Only a number is wanted: the count of lines in this listing that contain "örnektir".

[START OF EXTRACTED MATERIAL]

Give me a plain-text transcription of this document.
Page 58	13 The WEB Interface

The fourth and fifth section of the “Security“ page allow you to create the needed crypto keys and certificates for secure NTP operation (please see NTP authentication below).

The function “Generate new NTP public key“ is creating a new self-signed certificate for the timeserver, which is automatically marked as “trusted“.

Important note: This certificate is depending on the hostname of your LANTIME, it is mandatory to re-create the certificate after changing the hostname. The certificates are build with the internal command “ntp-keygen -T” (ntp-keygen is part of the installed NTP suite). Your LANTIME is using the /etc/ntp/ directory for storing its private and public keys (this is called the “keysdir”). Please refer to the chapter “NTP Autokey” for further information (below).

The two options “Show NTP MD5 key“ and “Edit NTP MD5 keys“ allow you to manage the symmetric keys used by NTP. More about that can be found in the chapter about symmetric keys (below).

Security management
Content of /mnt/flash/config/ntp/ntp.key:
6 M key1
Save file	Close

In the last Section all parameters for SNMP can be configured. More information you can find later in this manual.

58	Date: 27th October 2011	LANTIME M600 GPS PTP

[END OF EXTRACTED MATERIAL]
[START OF EXTRACTED MATERIAL]

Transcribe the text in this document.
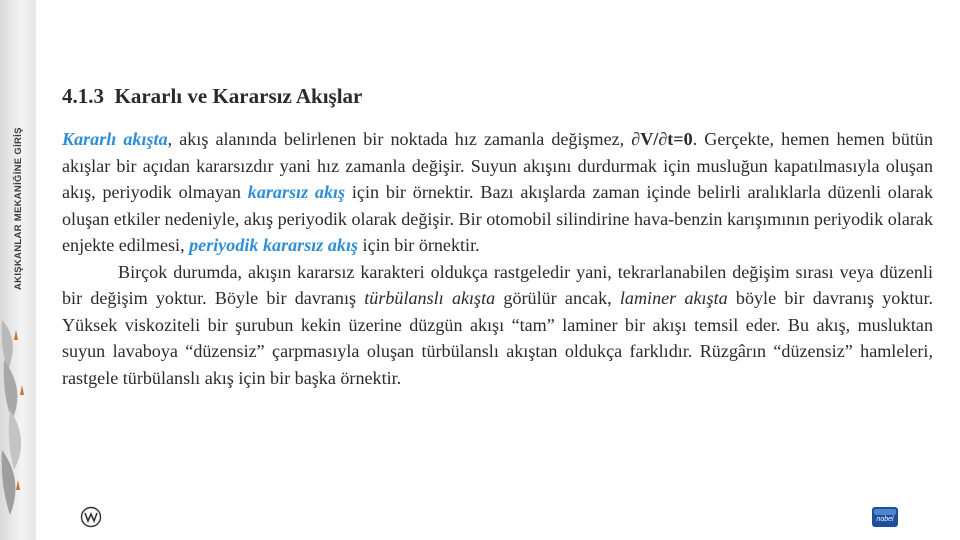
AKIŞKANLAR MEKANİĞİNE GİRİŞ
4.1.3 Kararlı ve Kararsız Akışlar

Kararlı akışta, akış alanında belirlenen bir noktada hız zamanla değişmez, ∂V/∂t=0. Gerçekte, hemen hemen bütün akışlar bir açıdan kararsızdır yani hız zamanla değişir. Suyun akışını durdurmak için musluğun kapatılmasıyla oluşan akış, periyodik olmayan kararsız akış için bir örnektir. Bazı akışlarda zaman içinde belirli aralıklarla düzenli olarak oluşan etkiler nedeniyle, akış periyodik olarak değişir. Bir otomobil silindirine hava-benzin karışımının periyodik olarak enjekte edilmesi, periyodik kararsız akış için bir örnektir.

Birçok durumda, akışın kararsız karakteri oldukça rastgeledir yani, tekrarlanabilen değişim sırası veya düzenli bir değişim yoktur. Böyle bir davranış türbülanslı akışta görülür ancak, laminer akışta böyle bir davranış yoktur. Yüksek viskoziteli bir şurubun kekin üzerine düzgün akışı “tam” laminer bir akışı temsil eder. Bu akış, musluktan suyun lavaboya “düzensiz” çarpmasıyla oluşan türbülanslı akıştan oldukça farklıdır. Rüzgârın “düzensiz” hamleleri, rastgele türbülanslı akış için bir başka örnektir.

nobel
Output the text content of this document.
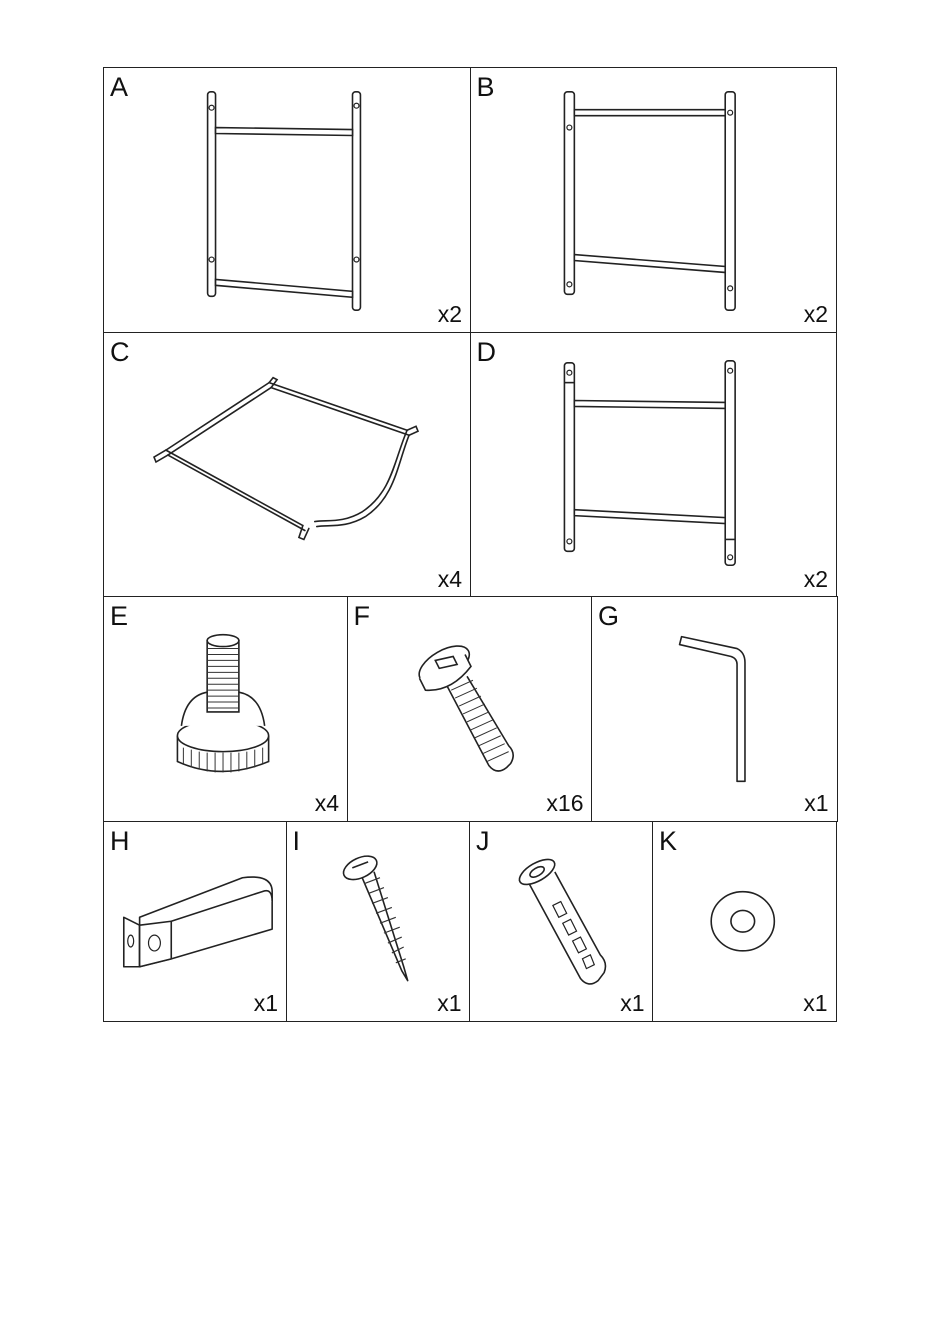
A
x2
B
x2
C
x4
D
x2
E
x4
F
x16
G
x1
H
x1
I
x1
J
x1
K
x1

[END OF EXTRACTED MATERIAL]

■ OUTPUT:
2